YOUR INSTRUCTIONS:
The data beneath this task is to be duplicated exactly, in its entirety.

(Dataset excerpts)
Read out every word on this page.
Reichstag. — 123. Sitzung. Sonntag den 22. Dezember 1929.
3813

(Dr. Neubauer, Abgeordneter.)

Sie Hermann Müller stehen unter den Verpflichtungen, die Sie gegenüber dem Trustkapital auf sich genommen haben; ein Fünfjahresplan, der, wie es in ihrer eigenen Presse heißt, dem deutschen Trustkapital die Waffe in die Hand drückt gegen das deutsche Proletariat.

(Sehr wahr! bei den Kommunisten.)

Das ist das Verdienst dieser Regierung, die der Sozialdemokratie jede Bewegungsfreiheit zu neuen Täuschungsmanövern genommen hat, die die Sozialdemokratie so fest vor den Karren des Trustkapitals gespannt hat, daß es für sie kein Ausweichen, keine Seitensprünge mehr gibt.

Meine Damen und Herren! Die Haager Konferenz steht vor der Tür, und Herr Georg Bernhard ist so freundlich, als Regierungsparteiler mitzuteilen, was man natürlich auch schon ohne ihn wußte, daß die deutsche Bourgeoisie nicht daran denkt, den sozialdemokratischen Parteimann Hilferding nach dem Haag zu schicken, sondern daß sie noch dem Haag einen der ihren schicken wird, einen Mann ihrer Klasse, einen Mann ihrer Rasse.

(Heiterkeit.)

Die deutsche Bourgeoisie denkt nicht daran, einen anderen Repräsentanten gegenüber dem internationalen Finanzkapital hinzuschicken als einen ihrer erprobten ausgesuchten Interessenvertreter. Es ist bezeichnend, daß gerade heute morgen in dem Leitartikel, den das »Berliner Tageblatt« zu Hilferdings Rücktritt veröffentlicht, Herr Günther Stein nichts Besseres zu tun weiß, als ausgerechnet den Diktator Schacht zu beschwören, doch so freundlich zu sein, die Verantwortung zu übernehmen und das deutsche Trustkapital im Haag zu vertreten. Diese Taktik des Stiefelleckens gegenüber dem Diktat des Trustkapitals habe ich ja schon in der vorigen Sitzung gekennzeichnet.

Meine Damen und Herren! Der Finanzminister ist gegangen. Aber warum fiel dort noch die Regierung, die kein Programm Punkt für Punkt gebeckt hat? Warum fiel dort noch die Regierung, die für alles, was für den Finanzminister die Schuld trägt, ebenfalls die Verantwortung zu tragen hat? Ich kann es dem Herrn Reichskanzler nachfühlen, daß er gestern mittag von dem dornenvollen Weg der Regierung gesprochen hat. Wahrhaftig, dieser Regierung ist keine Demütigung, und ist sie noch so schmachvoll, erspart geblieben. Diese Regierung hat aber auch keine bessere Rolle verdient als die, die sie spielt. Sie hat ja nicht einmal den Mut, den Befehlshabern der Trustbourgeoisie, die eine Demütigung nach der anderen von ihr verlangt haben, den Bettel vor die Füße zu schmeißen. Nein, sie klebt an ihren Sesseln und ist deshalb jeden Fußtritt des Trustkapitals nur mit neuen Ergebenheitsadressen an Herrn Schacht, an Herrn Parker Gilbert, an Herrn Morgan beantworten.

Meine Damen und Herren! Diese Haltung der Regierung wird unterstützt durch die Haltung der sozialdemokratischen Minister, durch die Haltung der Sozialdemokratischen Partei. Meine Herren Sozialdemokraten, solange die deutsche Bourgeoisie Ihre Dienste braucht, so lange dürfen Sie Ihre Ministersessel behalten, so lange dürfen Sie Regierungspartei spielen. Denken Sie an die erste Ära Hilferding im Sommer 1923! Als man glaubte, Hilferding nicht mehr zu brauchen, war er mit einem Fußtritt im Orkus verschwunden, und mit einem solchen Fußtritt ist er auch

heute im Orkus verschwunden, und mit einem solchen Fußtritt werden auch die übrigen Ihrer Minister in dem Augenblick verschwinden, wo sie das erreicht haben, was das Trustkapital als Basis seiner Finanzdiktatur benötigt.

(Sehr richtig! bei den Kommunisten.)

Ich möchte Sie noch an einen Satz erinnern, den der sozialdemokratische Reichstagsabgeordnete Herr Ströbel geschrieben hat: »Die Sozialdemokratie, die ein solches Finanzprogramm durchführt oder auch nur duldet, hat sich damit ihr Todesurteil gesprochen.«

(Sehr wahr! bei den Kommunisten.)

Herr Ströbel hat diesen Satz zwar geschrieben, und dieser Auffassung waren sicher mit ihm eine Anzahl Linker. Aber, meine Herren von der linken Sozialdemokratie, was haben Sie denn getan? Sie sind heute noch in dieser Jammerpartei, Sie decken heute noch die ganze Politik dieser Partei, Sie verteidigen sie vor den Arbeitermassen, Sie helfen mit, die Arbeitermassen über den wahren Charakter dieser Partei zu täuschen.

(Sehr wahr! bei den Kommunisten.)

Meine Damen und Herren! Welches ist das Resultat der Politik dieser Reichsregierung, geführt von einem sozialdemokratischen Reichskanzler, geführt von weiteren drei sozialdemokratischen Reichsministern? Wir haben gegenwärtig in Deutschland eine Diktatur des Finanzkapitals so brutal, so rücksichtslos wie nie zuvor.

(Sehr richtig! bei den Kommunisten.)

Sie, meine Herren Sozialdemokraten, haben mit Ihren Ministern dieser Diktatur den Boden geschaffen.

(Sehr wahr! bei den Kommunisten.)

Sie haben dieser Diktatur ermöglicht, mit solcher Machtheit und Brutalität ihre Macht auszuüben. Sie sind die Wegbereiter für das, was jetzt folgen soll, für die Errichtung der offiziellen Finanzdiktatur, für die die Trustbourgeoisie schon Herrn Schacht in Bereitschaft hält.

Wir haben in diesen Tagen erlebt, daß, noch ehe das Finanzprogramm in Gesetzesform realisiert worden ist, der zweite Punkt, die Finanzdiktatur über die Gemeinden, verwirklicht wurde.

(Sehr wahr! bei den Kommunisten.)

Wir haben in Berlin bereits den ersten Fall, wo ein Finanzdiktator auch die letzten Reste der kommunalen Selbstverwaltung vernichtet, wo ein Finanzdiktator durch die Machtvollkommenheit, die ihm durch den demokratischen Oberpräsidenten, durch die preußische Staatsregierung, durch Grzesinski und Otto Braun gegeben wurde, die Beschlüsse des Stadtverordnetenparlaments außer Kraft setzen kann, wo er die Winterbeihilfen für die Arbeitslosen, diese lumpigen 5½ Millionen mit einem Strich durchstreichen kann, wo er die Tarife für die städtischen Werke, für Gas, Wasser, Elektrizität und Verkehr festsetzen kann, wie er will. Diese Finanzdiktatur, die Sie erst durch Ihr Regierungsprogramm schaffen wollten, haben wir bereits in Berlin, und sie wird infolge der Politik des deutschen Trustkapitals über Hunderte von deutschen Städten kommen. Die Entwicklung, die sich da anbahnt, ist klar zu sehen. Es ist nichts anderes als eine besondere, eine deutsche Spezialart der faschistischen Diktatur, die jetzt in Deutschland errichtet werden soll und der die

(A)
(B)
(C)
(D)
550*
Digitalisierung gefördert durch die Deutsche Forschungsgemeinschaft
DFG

OUTPUT:
Read out every word on this page.
Reichstag. — 123. Sitzung. Sonntag den 22. Dezember 1929.
3813

(Dr. Neubauer, Abgeordneter.)

Sie Hermann Müller stehen unter den Verpflichtungen, die Sie gegenüber dem Trustkapital auf sich genommen haben; ein Fünfjahresplan, der, wie es in ihrer eigenen Presse heißt, dem deutschen Trustkapital die Waffe in die Hand drückt gegen das deutsche Proletariat.

(Sehr wahr! bei den Kommunisten.)

Das ist das Verdienst dieser Regierung, die der Sozialdemokratie jede Bewegungsfreiheit zu neuen Täuschungsmanövern genommen hat, die die Sozialdemokratie so fest vor den Karren des Trustkapitals gespannt hat, daß es für sie kein Ausweichen, keine Seitensprünge mehr gibt.

Meine Damen und Herren! Die Haager Konferenz steht vor der Tür, und Herr Georg Bernhard ist so freundlich, als Regierungsparteiler mitzuteilen, was man natürlich auch schon ohne ihn wußte, daß die deutsche Bourgeoisie nicht daran denkt, den sozialdemokratischen Parteimann Hilferding nach dem Haag zu schicken, sondern daß sie noch dem Haag einen der ihren schicken wird, einen Mann ihrer Klasse, einen Mann ihrer Rasse.

(Heiterkeit.)

Die deutsche Bourgeoisie denkt nicht daran, einen anderen Repräsentanten gegenüber dem internationalen Finanzkapital hinzuschicken als einen ihrer erprobten ausgesuchten Interessenvertreter. Es ist bezeichnend, daß gerade heute morgen in dem Leitartikel, den das »Berliner Tageblatt« zu Hilferdings Rücktritt veröffentlicht, Herr Günther Stein nichts Besseres zu tun weiß, als ausgerechnet den Diktator Schacht zu beschwören, doch so freundlich zu sein, die Verantwortung zu übernehmen und das deutsche Trustkapital im Haag zu vertreten. Diese Taktik des Stiefelleckens gegenüber dem Diktat des Trustkapitals habe ich ja schon in der vorigen Sitzung gekennzeichnet.

Meine Damen und Herren! Der Finanzminister ist gegangen. Aber warum fiel dort noch die Regierung, die kein Programm Punkt für Punkt gebeckt hat? Warum fiel dort noch die Regierung, die für alles, was für den Finanzminister die Schuld trägt, ebenfalls die Verantwortung zu tragen hat? Ich kann es dem Herrn Reichskanzler nachfühlen, daß er gestern mittag von dem dornenvollen Weg der Regierung gesprochen hat. Wahrhaftig, dieser Regierung ist keine Demütigung, und ist sie noch so schmachvoll, erspart geblieben. Diese Regierung hat aber auch keine bessere Rolle verdient als die, die sie spielt. Sie hat ja nicht einmal den Mut, den Befehlshabern der Trustbourgeoisie, die eine Demütigung nach der anderen von ihr verlangt haben, den Bettel vor die Füße zu schmeißen. Nein, sie klebt an ihren Sesseln und ist deshalb jeden Fußtritt des Trustkapitals nur mit neuen Ergebenheitsadressen an Herrn Schacht, an Herrn Parker Gilbert, an Herrn Morgan beantworten.

Meine Damen und Herren! Diese Haltung der Regierung wird unterstützt durch die Haltung der sozialdemokratischen Minister, durch die Haltung der Sozialdemokratischen Partei. Meine Herren Sozialdemokraten, solange die deutsche Bourgeoisie Ihre Dienste braucht, so lange dürfen Sie Ihre Ministersessel behalten, so lange dürfen Sie Regierungspartei spielen. Denken Sie an die erste Ära Hilferding im Sommer 1923! Als man glaubte, Hilferding nicht mehr zu brauchen, war er mit einem Fußtritt im Orkus verschwunden, und mit einem solchen Fußtritt ist er auch

heute im Orkus verschwunden, und mit einem solchen Fußtritt werden auch die übrigen Ihrer Minister in dem Augenblick verschwinden, wo sie das erreicht haben, was das Trustkapital als Basis seiner Finanzdiktatur benötigt.

(Sehr richtig! bei den Kommunisten.)

Ich möchte Sie noch an einen Satz erinnern, den der sozialdemokratische Reichstagsabgeordnete Herr Ströbel geschrieben hat: »Die Sozialdemokratie, die ein solches Finanzprogramm durchführt oder auch nur duldet, hat sich damit ihr Todesurteil gesprochen.«

(Sehr wahr! bei den Kommunisten.)

Herr Ströbel hat diesen Satz zwar geschrieben, und dieser Auffassung waren sicher mit ihm eine Anzahl Linker. Aber, meine Herren von der linken Sozialdemokratie, was haben Sie denn getan? Sie sind heute noch in dieser Jammerpartei, Sie decken heute noch die ganze Politik dieser Partei, Sie verteidigen sie vor den Arbeitermassen, Sie helfen mit, die Arbeitermassen über den wahren Charakter dieser Partei zu täuschen.

(Sehr wahr! bei den Kommunisten.)

Meine Damen und Herren! Welches ist das Resultat der Politik dieser Reichsregierung, geführt von einem sozialdemokratischen Reichskanzler, geführt von weiteren drei sozialdemokratischen Reichsministern? Wir haben gegenwärtig in Deutschland eine Diktatur des Finanzkapitals so brutal, so rücksichtslos wie nie zuvor.

(Sehr richtig! bei den Kommunisten.)

Sie, meine Herren Sozialdemokraten, haben mit Ihren Ministern dieser Diktatur den Boden geschaffen.

(Sehr wahr! bei den Kommunisten.)

Sie haben dieser Diktatur ermöglicht, mit solcher Machtheit und Brutalität ihre Macht auszuüben. Sie sind die Wegbereiter für das, was jetzt folgen soll, für die Errichtung der offiziellen Finanzdiktatur, für die die Trustbourgeoisie schon Herrn Schacht in Bereitschaft hält.

Wir haben in diesen Tagen erlebt, daß, noch ehe das Finanzprogramm in Gesetzesform realisiert worden ist, der zweite Punkt, die Finanzdiktatur über die Gemeinden, verwirklicht wurde.

(Sehr wahr! bei den Kommunisten.)

Wir haben in Berlin bereits den ersten Fall, wo ein Finanzdiktator auch die letzten Reste der kommunalen Selbstverwaltung vernichtet, wo ein Finanzdiktator durch die Machtvollkommenheit, die ihm durch den demokratischen Oberpräsidenten, durch die preußische Staatsregierung, durch Grzesinski und Otto Braun gegeben wurde, die Beschlüsse des Stadtverordnetenparlaments außer Kraft setzen kann, wo er die Winterbeihilfen für die Arbeitslosen, diese lumpigen 5½ Millionen mit einem Strich durchstreichen kann, wo er die Tarife für die städtischen Werke, für Gas, Wasser, Elektrizität und Verkehr festsetzen kann, wie er will. Diese Finanzdiktatur, die Sie erst durch Ihr Regierungsprogramm schaffen wollten, haben wir bereits in Berlin, und sie wird infolge der Politik des deutschen Trustkapitals über Hunderte von deutschen Städten kommen. Die Entwicklung, die sich da anbahnt, ist klar zu sehen. Es ist nichts anderes als eine besondere, eine deutsche Spezialart der faschistischen Diktatur, die jetzt in Deutschland errichtet werden soll und der die

(A)
(B)
(C)
(D)
550*
Digitalisierung gefördert durch die Deutsche Forschungsgemeinschaft
DFG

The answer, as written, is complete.